** Start of Material shown **

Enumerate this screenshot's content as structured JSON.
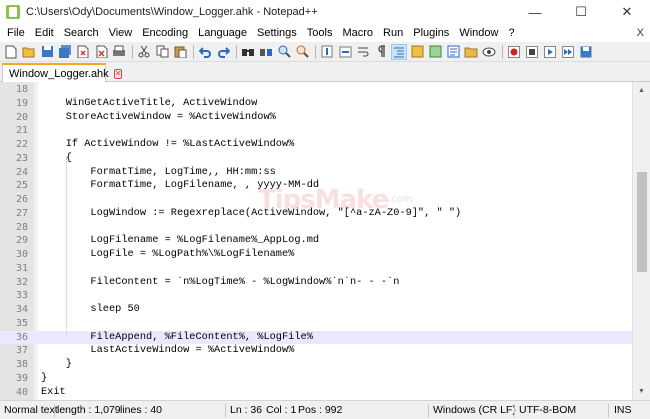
{
  "window": {
    "title": "C:\\Users\\Ody\\Documents\\Window_Logger.ahk - Notepad++",
    "minimize": "—",
    "maximize": "☐",
    "close": "✕"
  },
  "menu": {
    "items": [
      "File",
      "Edit",
      "Search",
      "View",
      "Encoding",
      "Language",
      "Settings",
      "Tools",
      "Macro",
      "Run",
      "Plugins",
      "Window",
      "?"
    ],
    "close_doc": "X"
  },
  "toolbar": {
    "icons": [
      "new-file-icon",
      "open-file-icon",
      "save-icon",
      "save-all-icon",
      "close-icon",
      "close-all-icon",
      "print-icon",
      "cut-icon",
      "copy-icon",
      "paste-icon",
      "undo-icon",
      "redo-icon",
      "find-icon",
      "replace-icon",
      "zoom-in-icon",
      "zoom-out-icon",
      "sync-vertical-icon",
      "sync-horizontal-icon",
      "word-wrap-icon",
      "show-all-chars-icon",
      "indent-guide-icon",
      "user-lang-icon",
      "doc-map-icon",
      "function-list-icon",
      "folder-workspace-icon",
      "monitor-icon",
      "record-macro-icon",
      "stop-macro-icon",
      "play-macro-icon",
      "run-macro-multiple-icon",
      "save-macro-icon"
    ]
  },
  "tabs": [
    {
      "label": "Window_Logger.ahk"
    }
  ],
  "editor": {
    "current_line": 36,
    "lines": [
      {
        "n": "18",
        "text": ""
      },
      {
        "n": "19",
        "text": "    WinGetActiveTitle, ActiveWindow"
      },
      {
        "n": "20",
        "text": "    StoreActiveWindow = %ActiveWindow%"
      },
      {
        "n": "21",
        "text": ""
      },
      {
        "n": "22",
        "text": "    If ActiveWindow != %LastActiveWindow%"
      },
      {
        "n": "23",
        "text": "    {"
      },
      {
        "n": "24",
        "text": "        FormatTime, LogTime,, HH:mm:ss"
      },
      {
        "n": "25",
        "text": "        FormatTime, LogFilename, , yyyy-MM-dd"
      },
      {
        "n": "26",
        "text": ""
      },
      {
        "n": "27",
        "text": "        LogWindow := Regexreplace(ActiveWindow, \"[^a-zA-Z0-9]\", \" \")"
      },
      {
        "n": "28",
        "text": ""
      },
      {
        "n": "29",
        "text": "        LogFilename = %LogFilename%_AppLog.md"
      },
      {
        "n": "30",
        "text": "        LogFile = %LogPath%\\%LogFilename%"
      },
      {
        "n": "31",
        "text": ""
      },
      {
        "n": "32",
        "text": "        FileContent = `n%LogTime% - %LogWindow%`n`n- - -`n"
      },
      {
        "n": "33",
        "text": ""
      },
      {
        "n": "34",
        "text": "        sleep 50"
      },
      {
        "n": "35",
        "text": ""
      },
      {
        "n": "36",
        "text": "        FileAppend, %FileContent%, %LogFile%"
      },
      {
        "n": "37",
        "text": "        LastActiveWindow = %ActiveWindow%"
      },
      {
        "n": "38",
        "text": "    }"
      },
      {
        "n": "39",
        "text": "}"
      },
      {
        "n": "40",
        "text": "Exit"
      }
    ]
  },
  "watermark": {
    "brand": "TipsMake",
    "suffix": ".com"
  },
  "status": {
    "file_type": "Normal text",
    "length": "length : 1,079",
    "lines": "lines : 40",
    "ln": "Ln : 36",
    "col": "Col : 1",
    "pos": "Pos : 992",
    "eol": "Windows (CR LF)",
    "encoding": "UTF-8-BOM",
    "mode": "INS"
  },
  "colors": {
    "current_line_bg": "#e8e8ff",
    "tab_accent": "#f5a623",
    "gutter_bg": "#e4e4e4"
  }
}
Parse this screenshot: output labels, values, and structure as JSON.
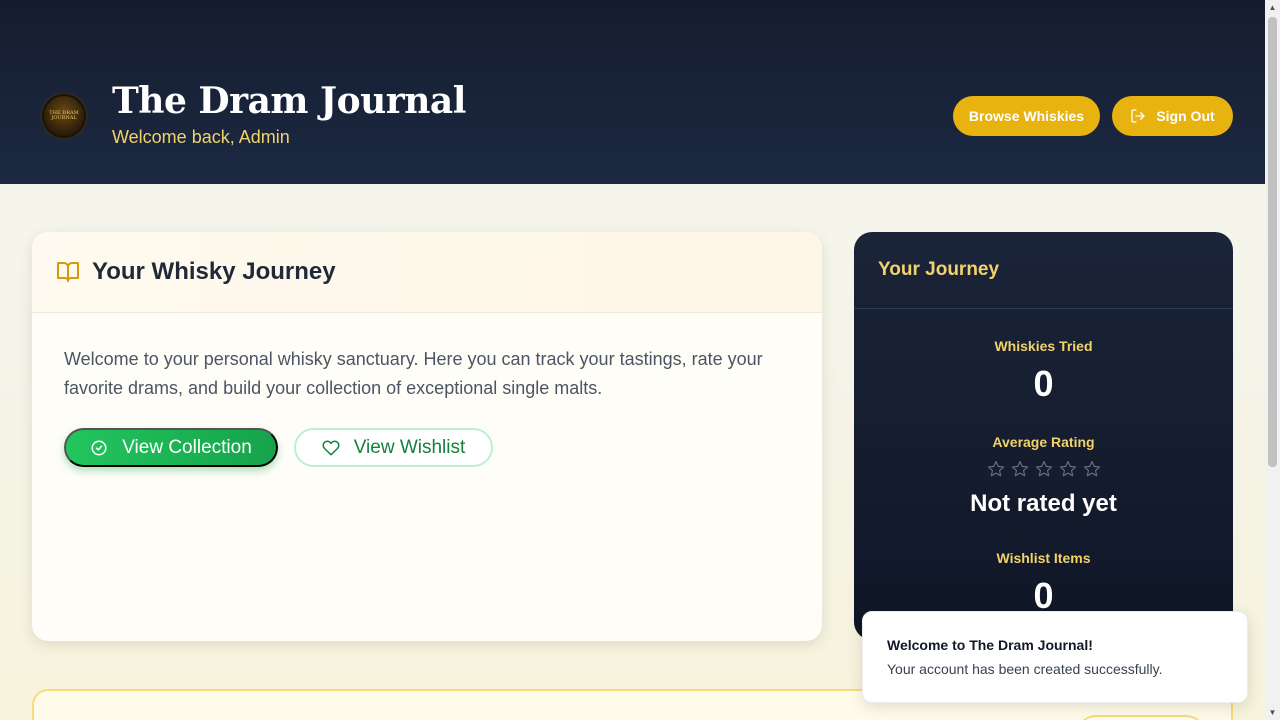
{
  "header": {
    "logo_text": "THE DRAM JOURNAL",
    "title": "The Dram Journal",
    "subtitle": "Welcome back, Admin",
    "browse_label": "Browse Whiskies",
    "signout_label": "Sign Out"
  },
  "journey_card": {
    "title": "Your Whisky Journey",
    "description": "Welcome to your personal whisky sanctuary. Here you can track your tastings, rate your favorite drams, and build your collection of exceptional single malts.",
    "collection_label": "View Collection",
    "wishlist_label": "View Wishlist"
  },
  "stats": {
    "title": "Your Journey",
    "tried_label": "Whiskies Tried",
    "tried_value": "0",
    "rating_label": "Average Rating",
    "rating_stars": 0,
    "rating_max": 5,
    "rating_text": "Not rated yet",
    "wishlist_label": "Wishlist Items",
    "wishlist_value": "0"
  },
  "toast": {
    "title": "Welcome to The Dram Journal!",
    "message": "Your account has been created successfully."
  },
  "colors": {
    "header_bg": "#151c2e",
    "accent_gold": "#e8b20f",
    "gold_text": "#f2d26b",
    "green": "#22c55e"
  },
  "icons": {
    "signout": "sign-out-icon",
    "book": "book-open-icon",
    "check": "check-circle-icon",
    "heart": "heart-icon",
    "star": "star-icon"
  }
}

** End of Material shown **

**Exercise brief**
Leave out the pictures and retype every line above exactly.

**Final result**
Enumerate this screenshot's content as structured JSON.
{
  "window": {
    "title": "C:\\Users\\Ody\\Documents\\Window_Logger.ahk - Notepad++",
    "minimize": "—",
    "maximize": "☐",
    "close": "✕"
  },
  "menu": {
    "items": [
      "File",
      "Edit",
      "Search",
      "View",
      "Encoding",
      "Language",
      "Settings",
      "Tools",
      "Macro",
      "Run",
      "Plugins",
      "Window",
      "?"
    ],
    "close_doc": "X"
  },
  "toolbar": {
    "icons": [
      "new-file-icon",
      "open-file-icon",
      "save-icon",
      "save-all-icon",
      "close-icon",
      "close-all-icon",
      "print-icon",
      "cut-icon",
      "copy-icon",
      "paste-icon",
      "undo-icon",
      "redo-icon",
      "find-icon",
      "replace-icon",
      "zoom-in-icon",
      "zoom-out-icon",
      "sync-vertical-icon",
      "sync-horizontal-icon",
      "word-wrap-icon",
      "show-all-chars-icon",
      "indent-guide-icon",
      "user-lang-icon",
      "doc-map-icon",
      "function-list-icon",
      "folder-workspace-icon",
      "monitor-icon",
      "record-macro-icon",
      "stop-macro-icon",
      "play-macro-icon",
      "run-macro-multiple-icon",
      "save-macro-icon"
    ]
  },
  "tabs": [
    {
      "label": "Window_Logger.ahk"
    }
  ],
  "editor": {
    "current_line": 36,
    "lines": [
      {
        "n": "18",
        "text": ""
      },
      {
        "n": "19",
        "text": "    WinGetActiveTitle, ActiveWindow"
      },
      {
        "n": "20",
        "text": "    StoreActiveWindow = %ActiveWindow%"
      },
      {
        "n": "21",
        "text": ""
      },
      {
        "n": "22",
        "text": "    If ActiveWindow != %LastActiveWindow%"
      },
      {
        "n": "23",
        "text": "    {"
      },
      {
        "n": "24",
        "text": "        FormatTime, LogTime,, HH:mm:ss"
      },
      {
        "n": "25",
        "text": "        FormatTime, LogFilename, , yyyy-MM-dd"
      },
      {
        "n": "26",
        "text": ""
      },
      {
        "n": "27",
        "text": "        LogWindow := Regexreplace(ActiveWindow, \"[^a-zA-Z0-9]\", \" \")"
      },
      {
        "n": "28",
        "text": ""
      },
      {
        "n": "29",
        "text": "        LogFilename = %LogFilename%_AppLog.md"
      },
      {
        "n": "30",
        "text": "        LogFile = %LogPath%\\%LogFilename%"
      },
      {
        "n": "31",
        "text": ""
      },
      {
        "n": "32",
        "text": "        FileContent = `n%LogTime% - %LogWindow%`n`n- - -`n"
      },
      {
        "n": "33",
        "text": ""
      },
      {
        "n": "34",
        "text": "        sleep 50"
      },
      {
        "n": "35",
        "text": ""
      },
      {
        "n": "36",
        "text": "        FileAppend, %FileContent%, %LogFile%"
      },
      {
        "n": "37",
        "text": "        LastActiveWindow = %ActiveWindow%"
      },
      {
        "n": "38",
        "text": "    }"
      },
      {
        "n": "39",
        "text": "}"
      },
      {
        "n": "40",
        "text": "Exit"
      }
    ]
  },
  "watermark": {
    "brand": "TipsMake",
    "suffix": ".com"
  },
  "status": {
    "file_type": "Normal text",
    "length": "length : 1,079",
    "lines": "lines : 40",
    "ln": "Ln : 36",
    "col": "Col : 1",
    "pos": "Pos : 992",
    "eol": "Windows (CR LF)",
    "encoding": "UTF-8-BOM",
    "mode": "INS"
  },
  "colors": {
    "current_line_bg": "#e8e8ff",
    "tab_accent": "#f5a623",
    "gutter_bg": "#e4e4e4"
  }
}
Parse this screenshot: output labels, values, and structure as JSON.
{
  "header": {
    "logo_text": "THE DRAM JOURNAL",
    "title": "The Dram Journal",
    "subtitle": "Welcome back, Admin",
    "browse_label": "Browse Whiskies",
    "signout_label": "Sign Out"
  },
  "journey_card": {
    "title": "Your Whisky Journey",
    "description": "Welcome to your personal whisky sanctuary. Here you can track your tastings, rate your favorite drams, and build your collection of exceptional single malts.",
    "collection_label": "View Collection",
    "wishlist_label": "View Wishlist"
  },
  "stats": {
    "title": "Your Journey",
    "tried_label": "Whiskies Tried",
    "tried_value": "0",
    "rating_label": "Average Rating",
    "rating_stars": 0,
    "rating_max": 5,
    "rating_text": "Not rated yet",
    "wishlist_label": "Wishlist Items",
    "wishlist_value": "0"
  },
  "toast": {
    "title": "Welcome to The Dram Journal!",
    "message": "Your account has been created successfully."
  },
  "colors": {
    "header_bg": "#151c2e",
    "accent_gold": "#e8b20f",
    "gold_text": "#f2d26b",
    "green": "#22c55e"
  },
  "icons": {
    "signout": "sign-out-icon",
    "book": "book-open-icon",
    "check": "check-circle-icon",
    "heart": "heart-icon",
    "star": "star-icon"
  }
}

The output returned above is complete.